Wherever the word "name" appears in the entries, copy the whole line.

### MATERIAL FOR THE TASK

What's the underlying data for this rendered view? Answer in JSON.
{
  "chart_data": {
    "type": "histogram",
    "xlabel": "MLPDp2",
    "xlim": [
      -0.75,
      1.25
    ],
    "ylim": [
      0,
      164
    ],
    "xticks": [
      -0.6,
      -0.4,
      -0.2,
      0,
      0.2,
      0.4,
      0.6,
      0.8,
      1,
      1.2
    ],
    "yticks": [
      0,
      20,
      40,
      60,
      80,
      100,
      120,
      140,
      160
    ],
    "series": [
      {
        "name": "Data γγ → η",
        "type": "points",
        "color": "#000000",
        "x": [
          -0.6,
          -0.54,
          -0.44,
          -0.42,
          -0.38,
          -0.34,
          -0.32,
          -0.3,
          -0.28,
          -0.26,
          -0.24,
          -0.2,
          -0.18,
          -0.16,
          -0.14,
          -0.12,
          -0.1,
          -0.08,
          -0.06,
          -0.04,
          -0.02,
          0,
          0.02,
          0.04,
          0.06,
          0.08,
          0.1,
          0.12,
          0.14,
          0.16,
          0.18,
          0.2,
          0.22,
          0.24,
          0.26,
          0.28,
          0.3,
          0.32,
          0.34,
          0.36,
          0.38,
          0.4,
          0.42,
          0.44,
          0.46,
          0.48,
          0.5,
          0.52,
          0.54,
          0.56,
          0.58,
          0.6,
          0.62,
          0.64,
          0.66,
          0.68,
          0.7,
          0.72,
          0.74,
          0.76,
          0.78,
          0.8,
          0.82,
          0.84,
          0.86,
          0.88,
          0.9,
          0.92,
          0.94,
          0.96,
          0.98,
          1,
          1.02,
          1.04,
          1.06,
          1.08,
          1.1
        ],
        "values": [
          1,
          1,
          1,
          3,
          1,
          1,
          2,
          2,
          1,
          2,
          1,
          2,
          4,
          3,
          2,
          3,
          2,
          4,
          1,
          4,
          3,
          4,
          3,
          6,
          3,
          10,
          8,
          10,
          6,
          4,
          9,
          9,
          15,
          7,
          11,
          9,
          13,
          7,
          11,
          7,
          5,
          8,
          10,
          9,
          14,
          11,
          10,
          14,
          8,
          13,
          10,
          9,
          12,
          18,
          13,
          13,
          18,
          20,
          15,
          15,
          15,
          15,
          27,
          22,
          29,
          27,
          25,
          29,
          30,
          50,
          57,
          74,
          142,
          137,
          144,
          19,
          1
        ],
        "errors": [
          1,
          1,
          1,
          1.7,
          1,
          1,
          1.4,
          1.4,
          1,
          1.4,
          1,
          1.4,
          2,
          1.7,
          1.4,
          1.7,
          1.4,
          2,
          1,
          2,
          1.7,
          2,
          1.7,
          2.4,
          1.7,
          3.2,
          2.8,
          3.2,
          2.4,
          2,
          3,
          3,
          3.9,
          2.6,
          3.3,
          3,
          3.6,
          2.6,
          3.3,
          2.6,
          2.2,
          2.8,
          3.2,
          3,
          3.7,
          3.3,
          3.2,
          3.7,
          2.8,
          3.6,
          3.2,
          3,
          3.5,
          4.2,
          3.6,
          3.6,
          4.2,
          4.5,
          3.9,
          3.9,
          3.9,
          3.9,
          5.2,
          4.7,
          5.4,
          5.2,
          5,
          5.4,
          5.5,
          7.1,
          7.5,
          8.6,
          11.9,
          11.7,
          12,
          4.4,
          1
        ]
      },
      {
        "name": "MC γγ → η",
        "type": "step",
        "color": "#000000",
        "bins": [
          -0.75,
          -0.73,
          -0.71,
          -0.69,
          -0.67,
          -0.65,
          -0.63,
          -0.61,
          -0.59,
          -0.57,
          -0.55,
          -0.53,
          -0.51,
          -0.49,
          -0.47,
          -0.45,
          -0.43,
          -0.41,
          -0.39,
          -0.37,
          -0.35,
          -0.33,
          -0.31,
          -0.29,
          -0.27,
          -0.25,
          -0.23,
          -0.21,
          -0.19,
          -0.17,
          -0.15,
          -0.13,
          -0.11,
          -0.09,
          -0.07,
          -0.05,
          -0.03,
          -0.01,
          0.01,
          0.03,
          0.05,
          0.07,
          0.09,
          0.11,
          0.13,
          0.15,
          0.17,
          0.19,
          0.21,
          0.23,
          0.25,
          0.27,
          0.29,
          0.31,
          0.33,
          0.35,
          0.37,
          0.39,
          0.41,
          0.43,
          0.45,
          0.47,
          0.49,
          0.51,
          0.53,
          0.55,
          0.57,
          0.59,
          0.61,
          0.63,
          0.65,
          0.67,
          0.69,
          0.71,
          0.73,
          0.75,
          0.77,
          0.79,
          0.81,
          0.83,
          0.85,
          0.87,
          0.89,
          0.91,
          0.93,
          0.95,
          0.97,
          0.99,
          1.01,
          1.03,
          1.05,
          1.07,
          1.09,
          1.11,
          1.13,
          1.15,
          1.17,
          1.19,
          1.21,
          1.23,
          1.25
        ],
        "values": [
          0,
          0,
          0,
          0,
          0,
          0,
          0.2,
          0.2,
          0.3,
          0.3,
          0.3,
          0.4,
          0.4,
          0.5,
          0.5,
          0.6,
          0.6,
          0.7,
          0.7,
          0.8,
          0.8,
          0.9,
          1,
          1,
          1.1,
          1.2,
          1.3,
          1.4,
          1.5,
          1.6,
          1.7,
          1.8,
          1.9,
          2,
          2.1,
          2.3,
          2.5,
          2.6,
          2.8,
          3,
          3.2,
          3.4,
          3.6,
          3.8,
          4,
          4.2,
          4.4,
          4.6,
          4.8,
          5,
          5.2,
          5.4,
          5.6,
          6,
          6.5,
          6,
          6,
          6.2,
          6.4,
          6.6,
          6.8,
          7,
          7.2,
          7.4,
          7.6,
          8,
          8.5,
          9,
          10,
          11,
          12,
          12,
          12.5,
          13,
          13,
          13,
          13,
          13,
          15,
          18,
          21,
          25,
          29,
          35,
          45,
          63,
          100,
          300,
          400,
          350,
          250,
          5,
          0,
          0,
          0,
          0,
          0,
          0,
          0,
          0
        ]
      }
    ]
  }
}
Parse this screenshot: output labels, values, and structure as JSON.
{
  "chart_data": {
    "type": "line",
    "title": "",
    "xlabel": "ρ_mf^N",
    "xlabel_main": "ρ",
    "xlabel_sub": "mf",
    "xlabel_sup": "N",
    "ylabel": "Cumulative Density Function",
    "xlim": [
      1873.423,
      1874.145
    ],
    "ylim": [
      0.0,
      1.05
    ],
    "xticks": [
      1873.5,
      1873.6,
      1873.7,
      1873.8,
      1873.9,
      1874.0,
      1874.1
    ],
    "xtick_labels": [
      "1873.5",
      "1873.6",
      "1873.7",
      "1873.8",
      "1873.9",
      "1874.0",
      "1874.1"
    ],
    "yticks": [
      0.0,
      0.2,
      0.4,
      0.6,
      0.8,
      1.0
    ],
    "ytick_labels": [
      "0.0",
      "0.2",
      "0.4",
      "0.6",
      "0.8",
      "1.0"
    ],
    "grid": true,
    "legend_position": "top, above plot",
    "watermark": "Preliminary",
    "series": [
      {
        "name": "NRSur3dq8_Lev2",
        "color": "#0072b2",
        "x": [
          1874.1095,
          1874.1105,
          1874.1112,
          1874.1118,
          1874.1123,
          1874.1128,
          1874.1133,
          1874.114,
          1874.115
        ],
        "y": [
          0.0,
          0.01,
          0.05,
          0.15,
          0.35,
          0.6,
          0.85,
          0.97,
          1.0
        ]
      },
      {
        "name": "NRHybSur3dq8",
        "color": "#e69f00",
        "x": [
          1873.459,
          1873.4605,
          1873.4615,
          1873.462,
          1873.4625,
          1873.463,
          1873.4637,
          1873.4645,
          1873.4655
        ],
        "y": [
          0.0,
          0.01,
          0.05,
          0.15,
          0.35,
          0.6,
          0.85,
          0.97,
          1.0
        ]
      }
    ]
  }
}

######

→ REPLY:
        "name": "Data γγ → η",
        "name": "MC γγ → η",
        "name": "NRSur3dq8_Lev2",
        "name": "NRHybSur3dq8",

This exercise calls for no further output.